-- Start --
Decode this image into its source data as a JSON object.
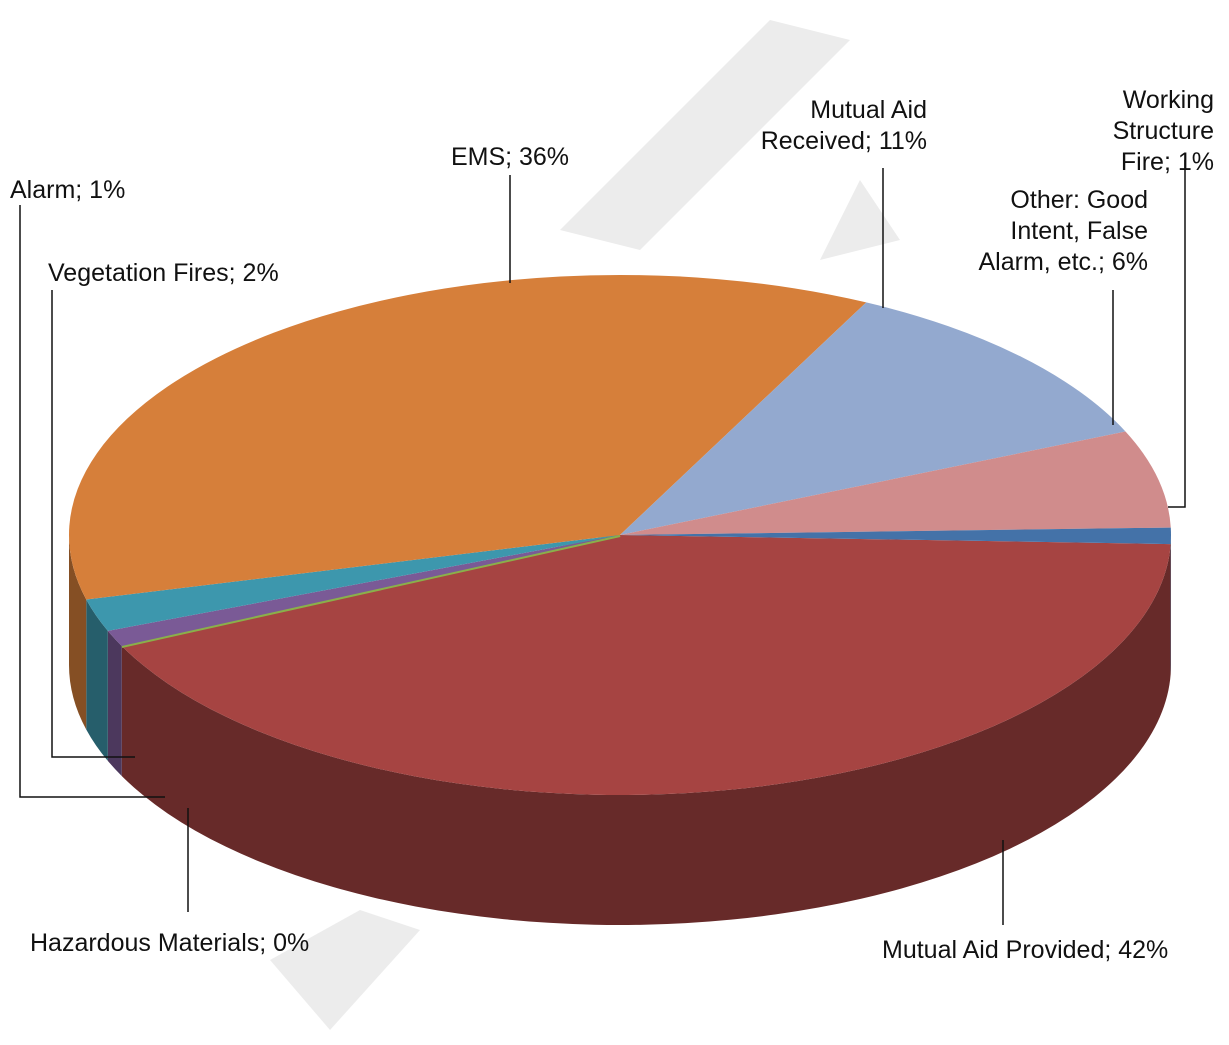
{
  "chart_data": {
    "type": "pie",
    "values": [
      42,
      0,
      1,
      2,
      36,
      11,
      6,
      1
    ],
    "value_labels": [
      "Mutual Aid Provided; 42%",
      "Hazardous Materials; 0%",
      "Alarm; 1%",
      "Vegetation Fires; 2%",
      "EMS; 36%",
      "Mutual Aid Received; 11%",
      "Other: Good Intent, False Alarm, etc.; 6%",
      "Working Structure Fire; 1%"
    ],
    "colors": [
      "#a64442",
      "#8ab04a",
      "#7a5a96",
      "#3d97ad",
      "#d67f3a",
      "#93a9cf",
      "#d08c8c",
      "#4472a8"
    ]
  }
}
-- End --
» **STATED GOAL**: Show the lines of the data that hold the word "Alarm".

» **ANSWER TO THIS PROBLEM**:
      "Alarm; 1%",
      "Other: Good Intent, False Alarm, etc.; 6%",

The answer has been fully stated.